- _Set problem_:
Copy the data that follows exactly. Include no pictures.

- _Materials provided_:
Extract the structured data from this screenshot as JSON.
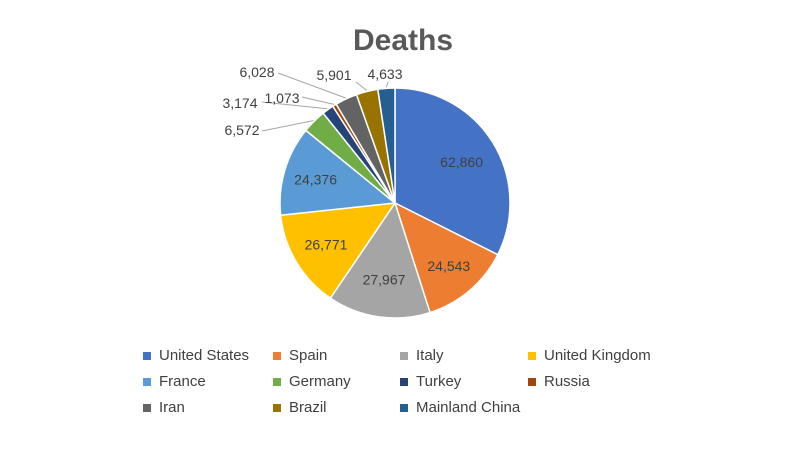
{
  "chart_data": {
    "type": "pie",
    "title": "Deaths",
    "legend_position": "bottom",
    "series": [
      {
        "name": "United States",
        "value": 62860,
        "label": "62,860",
        "color": "#4472C4"
      },
      {
        "name": "Spain",
        "value": 24543,
        "label": "24,543",
        "color": "#ED7D31"
      },
      {
        "name": "Italy",
        "value": 27967,
        "label": "27,967",
        "color": "#A5A5A5"
      },
      {
        "name": "United Kingdom",
        "value": 26771,
        "label": "26,771",
        "color": "#FFC000"
      },
      {
        "name": "France",
        "value": 24376,
        "label": "24,376",
        "color": "#5B9BD5"
      },
      {
        "name": "Germany",
        "value": 6572,
        "label": "6,572",
        "color": "#70AD47"
      },
      {
        "name": "Turkey",
        "value": 3174,
        "label": "3,174",
        "color": "#264478"
      },
      {
        "name": "Russia",
        "value": 1073,
        "label": "1,073",
        "color": "#9E480E"
      },
      {
        "name": "Iran",
        "value": 6028,
        "label": "6,028",
        "color": "#636363"
      },
      {
        "name": "Brazil",
        "value": 5901,
        "label": "5,901",
        "color": "#997300"
      },
      {
        "name": "Mainland China",
        "value": 4633,
        "label": "4,633",
        "color": "#255E91"
      }
    ]
  }
}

- _Output of the exercise_:
Extract the structured data from this screenshot as JSON.
{
  "chart_data": {
    "type": "pie",
    "title": "Deaths",
    "legend_position": "bottom",
    "series": [
      {
        "name": "United States",
        "value": 62860,
        "label": "62,860",
        "color": "#4472C4"
      },
      {
        "name": "Spain",
        "value": 24543,
        "label": "24,543",
        "color": "#ED7D31"
      },
      {
        "name": "Italy",
        "value": 27967,
        "label": "27,967",
        "color": "#A5A5A5"
      },
      {
        "name": "United Kingdom",
        "value": 26771,
        "label": "26,771",
        "color": "#FFC000"
      },
      {
        "name": "France",
        "value": 24376,
        "label": "24,376",
        "color": "#5B9BD5"
      },
      {
        "name": "Germany",
        "value": 6572,
        "label": "6,572",
        "color": "#70AD47"
      },
      {
        "name": "Turkey",
        "value": 3174,
        "label": "3,174",
        "color": "#264478"
      },
      {
        "name": "Russia",
        "value": 1073,
        "label": "1,073",
        "color": "#9E480E"
      },
      {
        "name": "Iran",
        "value": 6028,
        "label": "6,028",
        "color": "#636363"
      },
      {
        "name": "Brazil",
        "value": 5901,
        "label": "5,901",
        "color": "#997300"
      },
      {
        "name": "Mainland China",
        "value": 4633,
        "label": "4,633",
        "color": "#255E91"
      }
    ]
  }
}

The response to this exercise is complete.